## Instructions for the task
Quote every line below exactly as it reads.

## Extracted entries
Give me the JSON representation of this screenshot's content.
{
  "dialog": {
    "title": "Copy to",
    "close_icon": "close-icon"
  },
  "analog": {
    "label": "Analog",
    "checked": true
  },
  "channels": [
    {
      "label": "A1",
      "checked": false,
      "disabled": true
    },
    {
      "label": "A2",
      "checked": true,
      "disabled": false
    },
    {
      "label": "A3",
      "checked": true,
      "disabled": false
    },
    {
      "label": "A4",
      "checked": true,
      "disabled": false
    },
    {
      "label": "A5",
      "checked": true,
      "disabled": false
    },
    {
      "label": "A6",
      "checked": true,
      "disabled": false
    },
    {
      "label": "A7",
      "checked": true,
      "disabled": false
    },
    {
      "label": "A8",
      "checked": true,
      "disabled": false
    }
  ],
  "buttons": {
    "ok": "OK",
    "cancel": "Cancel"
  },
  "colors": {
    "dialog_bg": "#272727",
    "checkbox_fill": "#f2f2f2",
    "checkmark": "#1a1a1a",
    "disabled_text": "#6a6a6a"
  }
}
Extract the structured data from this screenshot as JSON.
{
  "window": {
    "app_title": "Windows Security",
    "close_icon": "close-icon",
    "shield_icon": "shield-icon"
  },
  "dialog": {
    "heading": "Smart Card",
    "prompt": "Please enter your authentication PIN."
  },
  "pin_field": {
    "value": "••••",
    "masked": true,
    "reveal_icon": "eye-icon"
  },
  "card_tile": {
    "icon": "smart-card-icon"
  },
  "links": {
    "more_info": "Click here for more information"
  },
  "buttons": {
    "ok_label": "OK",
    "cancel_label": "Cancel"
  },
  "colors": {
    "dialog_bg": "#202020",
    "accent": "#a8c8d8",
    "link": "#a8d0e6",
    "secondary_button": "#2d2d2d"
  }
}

## Exercise output
Give me the JSON representation of this screenshot's content.
{
  "dialog": {
    "title": "Copy to",
    "close_icon": "close-icon"
  },
  "analog": {
    "label": "Analog",
    "checked": true
  },
  "channels": [
    {
      "label": "A1",
      "checked": false,
      "disabled": true
    },
    {
      "label": "A2",
      "checked": true,
      "disabled": false
    },
    {
      "label": "A3",
      "checked": true,
      "disabled": false
    },
    {
      "label": "A4",
      "checked": true,
      "disabled": false
    },
    {
      "label": "A5",
      "checked": true,
      "disabled": false
    },
    {
      "label": "A6",
      "checked": true,
      "disabled": false
    },
    {
      "label": "A7",
      "checked": true,
      "disabled": false
    },
    {
      "label": "A8",
      "checked": true,
      "disabled": false
    }
  ],
  "buttons": {
    "ok": "OK",
    "cancel": "Cancel"
  },
  "colors": {
    "dialog_bg": "#272727",
    "checkbox_fill": "#f2f2f2",
    "checkmark": "#1a1a1a",
    "disabled_text": "#6a6a6a"
  }
}
Extract the structured data from this screenshot as JSON.
{
  "window": {
    "app_title": "Windows Security",
    "close_icon": "close-icon",
    "shield_icon": "shield-icon"
  },
  "dialog": {
    "heading": "Smart Card",
    "prompt": "Please enter your authentication PIN."
  },
  "pin_field": {
    "value": "••••",
    "masked": true,
    "reveal_icon": "eye-icon"
  },
  "card_tile": {
    "icon": "smart-card-icon"
  },
  "links": {
    "more_info": "Click here for more information"
  },
  "buttons": {
    "ok_label": "OK",
    "cancel_label": "Cancel"
  },
  "colors": {
    "dialog_bg": "#202020",
    "accent": "#a8c8d8",
    "link": "#a8d0e6",
    "secondary_button": "#2d2d2d"
  }
}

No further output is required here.